GIVEN RECORDS:

######

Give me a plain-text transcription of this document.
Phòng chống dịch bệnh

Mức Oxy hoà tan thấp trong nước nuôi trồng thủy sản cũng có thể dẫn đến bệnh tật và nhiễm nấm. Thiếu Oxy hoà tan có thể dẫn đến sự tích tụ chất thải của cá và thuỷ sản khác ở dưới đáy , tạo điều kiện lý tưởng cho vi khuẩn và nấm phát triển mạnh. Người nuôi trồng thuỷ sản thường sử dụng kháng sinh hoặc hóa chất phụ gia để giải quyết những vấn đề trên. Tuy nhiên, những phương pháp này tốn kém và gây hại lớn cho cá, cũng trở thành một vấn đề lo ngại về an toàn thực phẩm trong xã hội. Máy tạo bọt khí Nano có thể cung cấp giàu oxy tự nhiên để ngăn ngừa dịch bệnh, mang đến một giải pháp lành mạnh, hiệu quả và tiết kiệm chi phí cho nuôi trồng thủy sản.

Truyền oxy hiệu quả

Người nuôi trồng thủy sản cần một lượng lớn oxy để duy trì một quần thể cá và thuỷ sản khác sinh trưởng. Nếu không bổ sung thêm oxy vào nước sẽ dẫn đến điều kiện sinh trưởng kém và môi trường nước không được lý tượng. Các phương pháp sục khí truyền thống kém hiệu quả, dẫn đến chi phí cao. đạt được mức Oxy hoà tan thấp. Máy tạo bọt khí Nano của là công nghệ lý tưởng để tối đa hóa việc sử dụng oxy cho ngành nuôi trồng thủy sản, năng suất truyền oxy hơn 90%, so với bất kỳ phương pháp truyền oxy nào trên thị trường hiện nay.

######

TASK BRIEF: Repeat the material above in full, keeping every word.

WRITTEN REPLY:
Give me a plain-text transcription of this document.
Phòng chống dịch bệnh

Mức Oxy hoà tan thấp trong nước nuôi trồng thủy sản cũng có thể dẫn đến bệnh tật và nhiễm nấm. Thiếu Oxy hoà tan có thể dẫn đến sự tích tụ chất thải của cá và thuỷ sản khác ở dưới đáy , tạo điều kiện lý tưởng cho vi khuẩn và nấm phát triển mạnh. Người nuôi trồng thuỷ sản thường sử dụng kháng sinh hoặc hóa chất phụ gia để giải quyết những vấn đề trên. Tuy nhiên, những phương pháp này tốn kém và gây hại lớn cho cá, cũng trở thành một vấn đề lo ngại về an toàn thực phẩm trong xã hội. Máy tạo bọt khí Nano có thể cung cấp giàu oxy tự nhiên để ngăn ngừa dịch bệnh, mang đến một giải pháp lành mạnh, hiệu quả và tiết kiệm chi phí cho nuôi trồng thủy sản.

Truyền oxy hiệu quả

Người nuôi trồng thủy sản cần một lượng lớn oxy để duy trì một quần thể cá và thuỷ sản khác sinh trưởng. Nếu không bổ sung thêm oxy vào nước sẽ dẫn đến điều kiện sinh trưởng kém và môi trường nước không được lý tượng. Các phương pháp sục khí truyền thống kém hiệu quả, dẫn đến chi phí cao. đạt được mức Oxy hoà tan thấp. Máy tạo bọt khí Nano của là công nghệ lý tưởng để tối đa hóa việc sử dụng oxy cho ngành nuôi trồng thủy sản, năng suất truyền oxy hơn 90%, so với bất kỳ phương pháp truyền oxy nào trên thị trường hiện nay.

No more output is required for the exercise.